SHORT PROBLEM
Below are some entries. Work out how many of their lines hold the word "before", and write that number alone.

RECORDS SUPPLIED
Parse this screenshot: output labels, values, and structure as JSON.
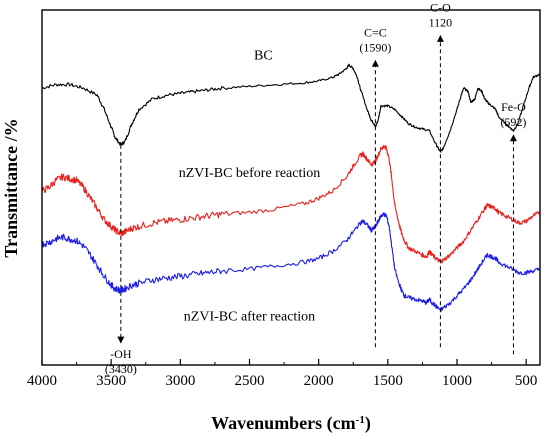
{
  "chart_data": {
    "type": "line",
    "title": "",
    "xlabel": "Wavenumbers (cm",
    "xlabel_sup": "-1",
    "xlabel_close": ")",
    "ylabel": "Transmittance /%",
    "x_reversed": true,
    "xlim": [
      4000,
      400
    ],
    "x_ticks": [
      4000,
      3500,
      3000,
      2500,
      2000,
      1500,
      1000,
      500
    ],
    "y_ticks_shown": false,
    "grid": false,
    "legend": "none",
    "series": [
      {
        "name": "BC",
        "color": "#000000",
        "x": [
          4000,
          3900,
          3800,
          3700,
          3600,
          3550,
          3500,
          3470,
          3430,
          3400,
          3350,
          3300,
          3200,
          3100,
          3000,
          2900,
          2800,
          2700,
          2500,
          2300,
          2100,
          2000,
          1900,
          1850,
          1800,
          1780,
          1750,
          1720,
          1700,
          1650,
          1620,
          1600,
          1590,
          1570,
          1550,
          1500,
          1450,
          1400,
          1350,
          1300,
          1250,
          1200,
          1150,
          1120,
          1100,
          1050,
          1000,
          970,
          950,
          920,
          900,
          870,
          850,
          820,
          800,
          780,
          750,
          720,
          700,
          650,
          620,
          592,
          560,
          520,
          480,
          450,
          400
        ],
        "y": [
          0.78,
          0.79,
          0.79,
          0.78,
          0.76,
          0.72,
          0.67,
          0.64,
          0.62,
          0.63,
          0.68,
          0.72,
          0.75,
          0.76,
          0.765,
          0.77,
          0.775,
          0.78,
          0.785,
          0.79,
          0.795,
          0.8,
          0.81,
          0.82,
          0.835,
          0.845,
          0.835,
          0.81,
          0.78,
          0.72,
          0.69,
          0.68,
          0.67,
          0.69,
          0.73,
          0.73,
          0.72,
          0.7,
          0.68,
          0.67,
          0.665,
          0.66,
          0.62,
          0.6,
          0.61,
          0.66,
          0.72,
          0.76,
          0.78,
          0.77,
          0.74,
          0.75,
          0.78,
          0.77,
          0.75,
          0.74,
          0.73,
          0.72,
          0.7,
          0.68,
          0.67,
          0.66,
          0.68,
          0.73,
          0.78,
          0.81,
          0.82
        ]
      },
      {
        "name": "nZVI-BC before reaction",
        "color": "#e8231f",
        "x": [
          4000,
          3950,
          3900,
          3850,
          3800,
          3750,
          3700,
          3650,
          3600,
          3550,
          3500,
          3470,
          3430,
          3400,
          3350,
          3300,
          3200,
          3100,
          3000,
          2900,
          2800,
          2700,
          2500,
          2300,
          2100,
          2000,
          1900,
          1800,
          1750,
          1700,
          1680,
          1650,
          1620,
          1600,
          1590,
          1570,
          1550,
          1530,
          1510,
          1490,
          1470,
          1450,
          1420,
          1400,
          1380,
          1350,
          1300,
          1250,
          1220,
          1200,
          1180,
          1150,
          1120,
          1100,
          1050,
          1000,
          950,
          900,
          850,
          800,
          780,
          750,
          720,
          700,
          650,
          600,
          550,
          500,
          450,
          400
        ],
        "y": [
          0.49,
          0.5,
          0.52,
          0.53,
          0.525,
          0.52,
          0.5,
          0.47,
          0.44,
          0.41,
          0.39,
          0.38,
          0.37,
          0.375,
          0.385,
          0.39,
          0.4,
          0.405,
          0.41,
          0.415,
          0.42,
          0.425,
          0.43,
          0.44,
          0.455,
          0.47,
          0.49,
          0.53,
          0.56,
          0.59,
          0.595,
          0.58,
          0.565,
          0.57,
          0.575,
          0.59,
          0.61,
          0.615,
          0.61,
          0.58,
          0.52,
          0.45,
          0.4,
          0.37,
          0.35,
          0.33,
          0.32,
          0.31,
          0.305,
          0.32,
          0.31,
          0.3,
          0.29,
          0.295,
          0.31,
          0.33,
          0.35,
          0.38,
          0.41,
          0.44,
          0.45,
          0.445,
          0.44,
          0.43,
          0.42,
          0.41,
          0.4,
          0.405,
          0.42,
          0.43
        ]
      },
      {
        "name": "nZVI-BC after reaction",
        "color": "#1e1ee8",
        "x": [
          4000,
          3950,
          3900,
          3850,
          3800,
          3750,
          3700,
          3650,
          3600,
          3550,
          3500,
          3470,
          3430,
          3400,
          3350,
          3300,
          3200,
          3100,
          3000,
          2900,
          2800,
          2700,
          2500,
          2300,
          2100,
          2000,
          1900,
          1800,
          1750,
          1700,
          1680,
          1650,
          1620,
          1600,
          1590,
          1570,
          1550,
          1530,
          1510,
          1490,
          1470,
          1450,
          1420,
          1400,
          1380,
          1350,
          1300,
          1250,
          1220,
          1200,
          1180,
          1150,
          1120,
          1100,
          1050,
          1000,
          950,
          900,
          850,
          800,
          780,
          750,
          720,
          700,
          650,
          600,
          550,
          500,
          450,
          400
        ],
        "y": [
          0.34,
          0.345,
          0.355,
          0.36,
          0.355,
          0.35,
          0.335,
          0.31,
          0.28,
          0.25,
          0.225,
          0.215,
          0.21,
          0.215,
          0.225,
          0.23,
          0.24,
          0.245,
          0.25,
          0.255,
          0.26,
          0.265,
          0.27,
          0.28,
          0.29,
          0.3,
          0.32,
          0.35,
          0.375,
          0.4,
          0.405,
          0.395,
          0.38,
          0.385,
          0.39,
          0.405,
          0.42,
          0.425,
          0.42,
          0.39,
          0.33,
          0.27,
          0.23,
          0.21,
          0.195,
          0.19,
          0.185,
          0.18,
          0.175,
          0.185,
          0.175,
          0.165,
          0.155,
          0.16,
          0.175,
          0.195,
          0.215,
          0.24,
          0.27,
          0.3,
          0.31,
          0.305,
          0.3,
          0.29,
          0.28,
          0.27,
          0.26,
          0.26,
          0.265,
          0.27
        ]
      }
    ],
    "markers": [
      {
        "id": "oh",
        "x": 3430,
        "y_from": 0.62,
        "y_to": 0.07,
        "dir": "down",
        "label_lines": [
          "-OH",
          "(3430)"
        ],
        "label_pos": "below"
      },
      {
        "id": "cc",
        "x": 1590,
        "y_from": 0.05,
        "y_to": 0.85,
        "dir": "up",
        "label_lines": [
          "C=C",
          "(1590)"
        ],
        "label_pos": "above"
      },
      {
        "id": "co",
        "x": 1120,
        "y_from": 0.05,
        "y_to": 0.92,
        "dir": "up",
        "label_lines": [
          "C-O",
          "1120"
        ],
        "label_pos": "above"
      },
      {
        "id": "feo",
        "x": 592,
        "y_from": 0.03,
        "y_to": 0.64,
        "dir": "up",
        "label_lines": [
          "Fe-O",
          "(592)"
        ],
        "label_pos": "above"
      }
    ],
    "curve_labels": [
      {
        "text": "BC",
        "x": 2400,
        "y": 0.86
      },
      {
        "text": "nZVI-BC before reaction",
        "x": 2500,
        "y": 0.53
      },
      {
        "text": "nZVI-BC after reaction",
        "x": 2500,
        "y": 0.125
      }
    ]
  }
}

COMPLETE OUTPUT
2